Set exercise: The listing below should be printed exactly, every line of it. Skip the pictures.

Recorded data:

····················

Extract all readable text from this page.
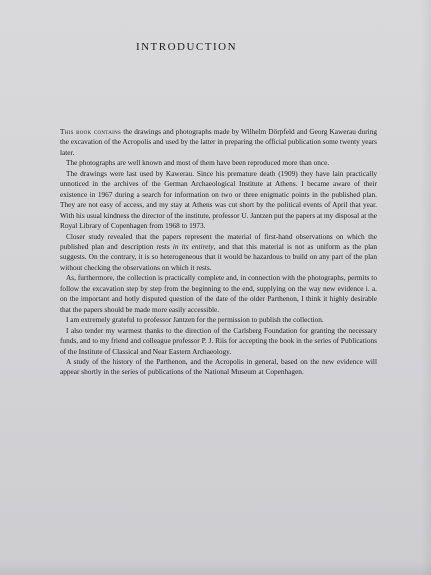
INTRODUCTION

This book contains the drawings and photographs made by Wilhelm Dörpfeld and Georg Kawerau during the excavation of the Acropolis and used by the latter in preparing the official publication some twenty years later.

The photographs are well known and most of them have been reproduced more than once.

The drawings were last used by Kawerau. Since his premature death (1909) they have lain practically unnoticed in the archives of the German Archaeological Institute at Athens. I became aware of their existence in 1967 during a search for information on two or three enigmatic points in the published plan. They are not easy of access, and my stay at Athens was cut short by the political events of April that year. With his usual kindness the director of the institute, professor U. Jantzen put the papers at my disposal at the Royal Library of Copenhagen from 1968 to 1973.

Closer study revealed that the papers represent the material of first-hand observations on which the published plan and description rests in its entirety, and that this material is not as uniform as the plan suggests. On the contrary, it is so heterogeneous that it would be hazardous to build on any part of the plan without checking the observations on which it rests.

As, furthermore, the collection is practically complete and, in connection with the photographs, permits to follow the excavation step by step from the beginning to the end, supplying on the way new evidence i. a. on the important and hotly disputed question of the date of the older Parthenon, I think it highly desirable that the papers should be made more easily accessible.

I am extremely grateful to professor Jantzen for the permission to publish the collection.

I also tender my warmest thanks to the direction of the Carlsberg Foundation for granting the necessary funds, and to my friend and colleague professor P. J. Riis for accepting the book in the series of Publications of the Institute of Classical and Near Eastern Archaeology.

A study of the history of the Parthenon, and the Acropolis in general, based on the new evidence will appear shortly in the series of publications of the National Museum at Copenhagen.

····················

Solved exercise:
Extract all readable text from this page.
INTRODUCTION

This book contains the drawings and photographs made by Wilhelm Dörpfeld and Georg Kawerau during the excavation of the Acropolis and used by the latter in preparing the official publication some twenty years later.

The photographs are well known and most of them have been reproduced more than once.

The drawings were last used by Kawerau. Since his premature death (1909) they have lain practically unnoticed in the archives of the German Archaeological Institute at Athens. I became aware of their existence in 1967 during a search for information on two or three enigmatic points in the published plan. They are not easy of access, and my stay at Athens was cut short by the political events of April that year. With his usual kindness the director of the institute, professor U. Jantzen put the papers at my disposal at the Royal Library of Copenhagen from 1968 to 1973.

Closer study revealed that the papers represent the material of first-hand observations on which the published plan and description rests in its entirety, and that this material is not as uniform as the plan suggests. On the contrary, it is so heterogeneous that it would be hazardous to build on any part of the plan without checking the observations on which it rests.

As, furthermore, the collection is practically complete and, in connection with the photographs, permits to follow the excavation step by step from the beginning to the end, supplying on the way new evidence i. a. on the important and hotly disputed question of the date of the older Parthenon, I think it highly desirable that the papers should be made more easily accessible.

I am extremely grateful to professor Jantzen for the permission to publish the collection.

I also tender my warmest thanks to the direction of the Carlsberg Foundation for granting the necessary funds, and to my friend and colleague professor P. J. Riis for accepting the book in the series of Publications of the Institute of Classical and Near Eastern Archaeology.

A study of the history of the Parthenon, and the Acropolis in general, based on the new evidence will appear shortly in the series of publications of the National Museum at Copenhagen.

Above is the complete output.